# START OF RECORDS SHOWN

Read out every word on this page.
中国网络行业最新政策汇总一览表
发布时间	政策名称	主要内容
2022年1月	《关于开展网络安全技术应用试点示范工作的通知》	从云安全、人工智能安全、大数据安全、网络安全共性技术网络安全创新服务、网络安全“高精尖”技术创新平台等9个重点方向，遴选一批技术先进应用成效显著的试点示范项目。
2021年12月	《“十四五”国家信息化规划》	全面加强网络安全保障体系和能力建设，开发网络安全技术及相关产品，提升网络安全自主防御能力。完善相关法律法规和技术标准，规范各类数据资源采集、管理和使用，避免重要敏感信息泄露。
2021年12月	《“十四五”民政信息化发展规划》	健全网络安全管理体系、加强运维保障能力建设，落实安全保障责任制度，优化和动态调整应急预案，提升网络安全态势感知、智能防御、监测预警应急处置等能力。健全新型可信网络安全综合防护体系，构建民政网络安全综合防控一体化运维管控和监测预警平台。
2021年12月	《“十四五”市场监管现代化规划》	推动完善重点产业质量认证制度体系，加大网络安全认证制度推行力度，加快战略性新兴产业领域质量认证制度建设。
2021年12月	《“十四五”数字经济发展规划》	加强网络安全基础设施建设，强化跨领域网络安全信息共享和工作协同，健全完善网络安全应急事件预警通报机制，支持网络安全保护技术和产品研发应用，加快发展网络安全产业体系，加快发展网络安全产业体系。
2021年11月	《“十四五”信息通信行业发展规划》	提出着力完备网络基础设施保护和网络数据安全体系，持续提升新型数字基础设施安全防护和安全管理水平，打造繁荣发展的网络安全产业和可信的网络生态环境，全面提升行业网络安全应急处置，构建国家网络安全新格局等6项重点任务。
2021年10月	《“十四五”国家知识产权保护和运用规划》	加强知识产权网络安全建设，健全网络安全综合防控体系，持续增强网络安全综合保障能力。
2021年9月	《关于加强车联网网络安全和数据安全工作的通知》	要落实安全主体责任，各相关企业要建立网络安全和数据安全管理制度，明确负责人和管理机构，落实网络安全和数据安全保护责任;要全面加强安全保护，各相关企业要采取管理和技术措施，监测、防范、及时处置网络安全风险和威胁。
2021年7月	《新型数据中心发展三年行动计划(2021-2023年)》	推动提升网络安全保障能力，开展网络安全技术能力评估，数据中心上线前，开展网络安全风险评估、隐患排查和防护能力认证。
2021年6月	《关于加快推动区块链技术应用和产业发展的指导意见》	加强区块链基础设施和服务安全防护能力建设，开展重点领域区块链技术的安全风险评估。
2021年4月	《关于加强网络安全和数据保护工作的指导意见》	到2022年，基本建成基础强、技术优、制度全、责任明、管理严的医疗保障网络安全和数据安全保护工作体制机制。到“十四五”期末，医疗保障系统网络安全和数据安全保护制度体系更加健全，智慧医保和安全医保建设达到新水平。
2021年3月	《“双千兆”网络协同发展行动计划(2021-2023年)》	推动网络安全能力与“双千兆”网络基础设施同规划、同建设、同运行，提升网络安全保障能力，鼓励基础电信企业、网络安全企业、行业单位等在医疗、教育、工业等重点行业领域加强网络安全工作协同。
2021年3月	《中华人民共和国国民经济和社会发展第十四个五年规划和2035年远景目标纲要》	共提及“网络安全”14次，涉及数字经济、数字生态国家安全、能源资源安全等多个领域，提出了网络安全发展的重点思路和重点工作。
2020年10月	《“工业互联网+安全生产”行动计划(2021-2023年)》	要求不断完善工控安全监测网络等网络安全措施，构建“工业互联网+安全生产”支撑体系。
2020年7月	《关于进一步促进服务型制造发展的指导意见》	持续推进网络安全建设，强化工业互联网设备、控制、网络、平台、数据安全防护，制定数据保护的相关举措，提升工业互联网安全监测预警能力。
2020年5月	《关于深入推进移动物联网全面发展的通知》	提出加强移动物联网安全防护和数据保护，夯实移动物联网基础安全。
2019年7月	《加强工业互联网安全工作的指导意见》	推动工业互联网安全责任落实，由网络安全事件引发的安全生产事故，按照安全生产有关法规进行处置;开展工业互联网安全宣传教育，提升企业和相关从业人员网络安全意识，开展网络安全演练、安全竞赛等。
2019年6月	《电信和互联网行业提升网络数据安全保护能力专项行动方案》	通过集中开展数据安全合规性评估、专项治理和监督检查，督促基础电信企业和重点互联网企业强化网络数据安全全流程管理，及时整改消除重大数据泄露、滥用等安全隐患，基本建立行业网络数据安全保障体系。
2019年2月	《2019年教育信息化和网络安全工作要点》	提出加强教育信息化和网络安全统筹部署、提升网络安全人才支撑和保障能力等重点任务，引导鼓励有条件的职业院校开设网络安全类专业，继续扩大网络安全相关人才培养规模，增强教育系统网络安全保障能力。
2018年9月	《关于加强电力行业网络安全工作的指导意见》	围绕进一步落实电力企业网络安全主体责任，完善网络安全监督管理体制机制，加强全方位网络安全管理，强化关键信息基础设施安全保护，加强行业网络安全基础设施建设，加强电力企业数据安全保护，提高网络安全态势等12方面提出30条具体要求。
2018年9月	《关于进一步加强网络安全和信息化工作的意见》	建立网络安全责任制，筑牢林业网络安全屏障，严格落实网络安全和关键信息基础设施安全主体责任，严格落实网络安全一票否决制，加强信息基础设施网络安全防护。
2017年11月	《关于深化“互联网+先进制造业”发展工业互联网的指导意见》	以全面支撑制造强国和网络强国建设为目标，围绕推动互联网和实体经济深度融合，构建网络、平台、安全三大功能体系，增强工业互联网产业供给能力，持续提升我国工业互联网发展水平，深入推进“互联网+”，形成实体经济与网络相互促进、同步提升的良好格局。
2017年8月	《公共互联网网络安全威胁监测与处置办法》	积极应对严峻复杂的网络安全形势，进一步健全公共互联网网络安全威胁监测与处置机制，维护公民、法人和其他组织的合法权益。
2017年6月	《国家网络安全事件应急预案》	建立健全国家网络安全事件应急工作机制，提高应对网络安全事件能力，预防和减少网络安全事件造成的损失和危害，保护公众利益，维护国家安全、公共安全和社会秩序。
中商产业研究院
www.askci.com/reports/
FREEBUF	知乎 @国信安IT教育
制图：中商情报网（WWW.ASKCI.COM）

# END OF RECORDS SHOWN

▸ PROBLEM STATEMENT:
Print all of the entries exactly as they appear.

▸ RESULT OF THIS TASK:
Read out every word on this page.
中国网络行业最新政策汇总一览表
发布时间	政策名称	主要内容
2022年1月	《关于开展网络安全技术应用试点示范工作的通知》	从云安全、人工智能安全、大数据安全、网络安全共性技术网络安全创新服务、网络安全“高精尖”技术创新平台等9个重点方向，遴选一批技术先进应用成效显著的试点示范项目。
2021年12月	《“十四五”国家信息化规划》	全面加强网络安全保障体系和能力建设，开发网络安全技术及相关产品，提升网络安全自主防御能力。完善相关法律法规和技术标准，规范各类数据资源采集、管理和使用，避免重要敏感信息泄露。
2021年12月	《“十四五”民政信息化发展规划》	健全网络安全管理体系、加强运维保障能力建设，落实安全保障责任制度，优化和动态调整应急预案，提升网络安全态势感知、智能防御、监测预警应急处置等能力。健全新型可信网络安全综合防护体系，构建民政网络安全综合防控一体化运维管控和监测预警平台。
2021年12月	《“十四五”市场监管现代化规划》	推动完善重点产业质量认证制度体系，加大网络安全认证制度推行力度，加快战略性新兴产业领域质量认证制度建设。
2021年12月	《“十四五”数字经济发展规划》	加强网络安全基础设施建设，强化跨领域网络安全信息共享和工作协同，健全完善网络安全应急事件预警通报机制，支持网络安全保护技术和产品研发应用，加快发展网络安全产业体系，加快发展网络安全产业体系。
2021年11月	《“十四五”信息通信行业发展规划》	提出着力完备网络基础设施保护和网络数据安全体系，持续提升新型数字基础设施安全防护和安全管理水平，打造繁荣发展的网络安全产业和可信的网络生态环境，全面提升行业网络安全应急处置，构建国家网络安全新格局等6项重点任务。
2021年10月	《“十四五”国家知识产权保护和运用规划》	加强知识产权网络安全建设，健全网络安全综合防控体系，持续增强网络安全综合保障能力。
2021年9月	《关于加强车联网网络安全和数据安全工作的通知》	要落实安全主体责任，各相关企业要建立网络安全和数据安全管理制度，明确负责人和管理机构，落实网络安全和数据安全保护责任;要全面加强安全保护，各相关企业要采取管理和技术措施，监测、防范、及时处置网络安全风险和威胁。
2021年7月	《新型数据中心发展三年行动计划(2021-2023年)》	推动提升网络安全保障能力，开展网络安全技术能力评估，数据中心上线前，开展网络安全风险评估、隐患排查和防护能力认证。
2021年6月	《关于加快推动区块链技术应用和产业发展的指导意见》	加强区块链基础设施和服务安全防护能力建设，开展重点领域区块链技术的安全风险评估。
2021年4月	《关于加强网络安全和数据保护工作的指导意见》	到2022年，基本建成基础强、技术优、制度全、责任明、管理严的医疗保障网络安全和数据安全保护工作体制机制。到“十四五”期末，医疗保障系统网络安全和数据安全保护制度体系更加健全，智慧医保和安全医保建设达到新水平。
2021年3月	《“双千兆”网络协同发展行动计划(2021-2023年)》	推动网络安全能力与“双千兆”网络基础设施同规划、同建设、同运行，提升网络安全保障能力，鼓励基础电信企业、网络安全企业、行业单位等在医疗、教育、工业等重点行业领域加强网络安全工作协同。
2021年3月	《中华人民共和国国民经济和社会发展第十四个五年规划和2035年远景目标纲要》	共提及“网络安全”14次，涉及数字经济、数字生态国家安全、能源资源安全等多个领域，提出了网络安全发展的重点思路和重点工作。
2020年10月	《“工业互联网+安全生产”行动计划(2021-2023年)》	要求不断完善工控安全监测网络等网络安全措施，构建“工业互联网+安全生产”支撑体系。
2020年7月	《关于进一步促进服务型制造发展的指导意见》	持续推进网络安全建设，强化工业互联网设备、控制、网络、平台、数据安全防护，制定数据保护的相关举措，提升工业互联网安全监测预警能力。
2020年5月	《关于深入推进移动物联网全面发展的通知》	提出加强移动物联网安全防护和数据保护，夯实移动物联网基础安全。
2019年7月	《加强工业互联网安全工作的指导意见》	推动工业互联网安全责任落实，由网络安全事件引发的安全生产事故，按照安全生产有关法规进行处置;开展工业互联网安全宣传教育，提升企业和相关从业人员网络安全意识，开展网络安全演练、安全竞赛等。
2019年6月	《电信和互联网行业提升网络数据安全保护能力专项行动方案》	通过集中开展数据安全合规性评估、专项治理和监督检查，督促基础电信企业和重点互联网企业强化网络数据安全全流程管理，及时整改消除重大数据泄露、滥用等安全隐患，基本建立行业网络数据安全保障体系。
2019年2月	《2019年教育信息化和网络安全工作要点》	提出加强教育信息化和网络安全统筹部署、提升网络安全人才支撑和保障能力等重点任务，引导鼓励有条件的职业院校开设网络安全类专业，继续扩大网络安全相关人才培养规模，增强教育系统网络安全保障能力。
2018年9月	《关于加强电力行业网络安全工作的指导意见》	围绕进一步落实电力企业网络安全主体责任，完善网络安全监督管理体制机制，加强全方位网络安全管理，强化关键信息基础设施安全保护，加强行业网络安全基础设施建设，加强电力企业数据安全保护，提高网络安全态势等12方面提出30条具体要求。
2018年9月	《关于进一步加强网络安全和信息化工作的意见》	建立网络安全责任制，筑牢林业网络安全屏障，严格落实网络安全和关键信息基础设施安全主体责任，严格落实网络安全一票否决制，加强信息基础设施网络安全防护。
2017年11月	《关于深化“互联网+先进制造业”发展工业互联网的指导意见》	以全面支撑制造强国和网络强国建设为目标，围绕推动互联网和实体经济深度融合，构建网络、平台、安全三大功能体系，增强工业互联网产业供给能力，持续提升我国工业互联网发展水平，深入推进“互联网+”，形成实体经济与网络相互促进、同步提升的良好格局。
2017年8月	《公共互联网网络安全威胁监测与处置办法》	积极应对严峻复杂的网络安全形势，进一步健全公共互联网网络安全威胁监测与处置机制，维护公民、法人和其他组织的合法权益。
2017年6月	《国家网络安全事件应急预案》	建立健全国家网络安全事件应急工作机制，提高应对网络安全事件能力，预防和减少网络安全事件造成的损失和危害，保护公众利益，维护国家安全、公共安全和社会秩序。
中商产业研究院
www.askci.com/reports/
FREEBUF	知乎 @国信安IT教育
制图：中商情报网（WWW.ASKCI.COM）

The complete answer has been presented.